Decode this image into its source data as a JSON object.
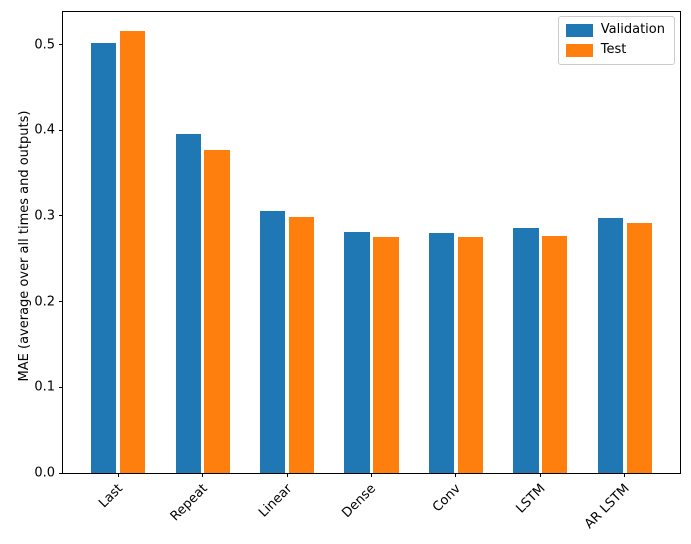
{
  "chart_data": {
    "type": "bar",
    "title": "",
    "xlabel": "",
    "ylabel": "MAE (average over all times and outputs)",
    "categories": [
      "Last",
      "Repeat",
      "Linear",
      "Dense",
      "Conv",
      "LSTM",
      "AR LSTM"
    ],
    "series": [
      {
        "name": "Validation",
        "color": "#1f77b4",
        "values": [
          0.502,
          0.396,
          0.306,
          0.281,
          0.28,
          0.286,
          0.298
        ]
      },
      {
        "name": "Test",
        "color": "#ff7f0e",
        "values": [
          0.516,
          0.377,
          0.299,
          0.276,
          0.275,
          0.277,
          0.292
        ]
      }
    ],
    "ylim": [
      0,
      0.538
    ],
    "yticks": [
      0.0,
      0.1,
      0.2,
      0.3,
      0.4,
      0.5
    ],
    "ytick_labels": [
      "0.0",
      "0.1",
      "0.2",
      "0.3",
      "0.4",
      "0.5"
    ],
    "xtick_rotation": 45,
    "bar_width_frac": 0.3,
    "bar_offset_frac": 0.17,
    "grid": false,
    "legend_position": "upper right",
    "background_color": "#ffffff",
    "spine_color": "#000000"
  }
}
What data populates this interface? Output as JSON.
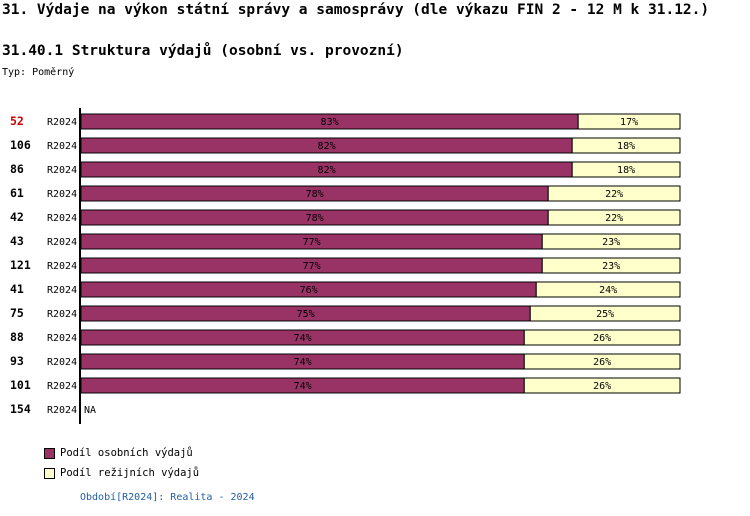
{
  "page": {
    "title": "31. Výdaje na výkon státní správy a samosprávy (dle výkazu FIN 2 - 12 M k 31.12.)",
    "subtitle": "31.40.1 Struktura výdajů (osobní vs. provozní)",
    "type_label": "Typ: Poměrný"
  },
  "legend": {
    "personal": "Podíl osobních výdajů",
    "operating": "Podíl režijních výdajů"
  },
  "footer": "Období[R2024]: Realita - 2024",
  "colors": {
    "personal": "#993366",
    "operating": "#ffffcc",
    "highlight": "#cc0000"
  },
  "chart_data": {
    "type": "bar",
    "stacked": true,
    "orientation": "horizontal",
    "unit": "%",
    "categories": [
      "52",
      "106",
      "86",
      "61",
      "42",
      "43",
      "121",
      "41",
      "75",
      "88",
      "93",
      "101",
      "154"
    ],
    "period_labels": [
      "R2024",
      "R2024",
      "R2024",
      "R2024",
      "R2024",
      "R2024",
      "R2024",
      "R2024",
      "R2024",
      "R2024",
      "R2024",
      "R2024",
      "R2024"
    ],
    "highlighted_category": "52",
    "series": [
      {
        "name": "Podíl osobních výdajů",
        "values": [
          83,
          82,
          82,
          78,
          78,
          77,
          77,
          76,
          75,
          74,
          74,
          74,
          null
        ]
      },
      {
        "name": "Podíl režijních výdajů",
        "values": [
          17,
          18,
          18,
          22,
          22,
          23,
          23,
          24,
          25,
          26,
          26,
          26,
          null
        ]
      }
    ],
    "missing_label": "NA",
    "xlim": [
      0,
      100
    ]
  }
}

□ □ □ □ □ □ □

Leave out the pictures and give the rest of the records again exactly.

### CORRECT ANSWER
Decode this image into its source data as a JSON object.
{
  "chart_data": {
    "type": "bar",
    "title": "",
    "xlabel": "",
    "ylabel": "MAE (average over all times and outputs)",
    "categories": [
      "Last",
      "Repeat",
      "Linear",
      "Dense",
      "Conv",
      "LSTM",
      "AR LSTM"
    ],
    "series": [
      {
        "name": "Validation",
        "color": "#1f77b4",
        "values": [
          0.502,
          0.396,
          0.306,
          0.281,
          0.28,
          0.286,
          0.298
        ]
      },
      {
        "name": "Test",
        "color": "#ff7f0e",
        "values": [
          0.516,
          0.377,
          0.299,
          0.276,
          0.275,
          0.277,
          0.292
        ]
      }
    ],
    "ylim": [
      0,
      0.538
    ],
    "yticks": [
      0.0,
      0.1,
      0.2,
      0.3,
      0.4,
      0.5
    ],
    "ytick_labels": [
      "0.0",
      "0.1",
      "0.2",
      "0.3",
      "0.4",
      "0.5"
    ],
    "xtick_rotation": 45,
    "bar_width_frac": 0.3,
    "bar_offset_frac": 0.17,
    "grid": false,
    "legend_position": "upper right",
    "background_color": "#ffffff",
    "spine_color": "#000000"
  }
}
What data populates this interface? Output as JSON.
{
  "page": {
    "title": "31. Výdaje na výkon státní správy a samosprávy (dle výkazu FIN 2 - 12 M k 31.12.)",
    "subtitle": "31.40.1 Struktura výdajů (osobní vs. provozní)",
    "type_label": "Typ: Poměrný"
  },
  "legend": {
    "personal": "Podíl osobních výdajů",
    "operating": "Podíl režijních výdajů"
  },
  "footer": "Období[R2024]: Realita - 2024",
  "colors": {
    "personal": "#993366",
    "operating": "#ffffcc",
    "highlight": "#cc0000"
  },
  "chart_data": {
    "type": "bar",
    "stacked": true,
    "orientation": "horizontal",
    "unit": "%",
    "categories": [
      "52",
      "106",
      "86",
      "61",
      "42",
      "43",
      "121",
      "41",
      "75",
      "88",
      "93",
      "101",
      "154"
    ],
    "period_labels": [
      "R2024",
      "R2024",
      "R2024",
      "R2024",
      "R2024",
      "R2024",
      "R2024",
      "R2024",
      "R2024",
      "R2024",
      "R2024",
      "R2024",
      "R2024"
    ],
    "highlighted_category": "52",
    "series": [
      {
        "name": "Podíl osobních výdajů",
        "values": [
          83,
          82,
          82,
          78,
          78,
          77,
          77,
          76,
          75,
          74,
          74,
          74,
          null
        ]
      },
      {
        "name": "Podíl režijních výdajů",
        "values": [
          17,
          18,
          18,
          22,
          22,
          23,
          23,
          24,
          25,
          26,
          26,
          26,
          null
        ]
      }
    ],
    "missing_label": "NA",
    "xlim": [
      0,
      100
    ]
  }
}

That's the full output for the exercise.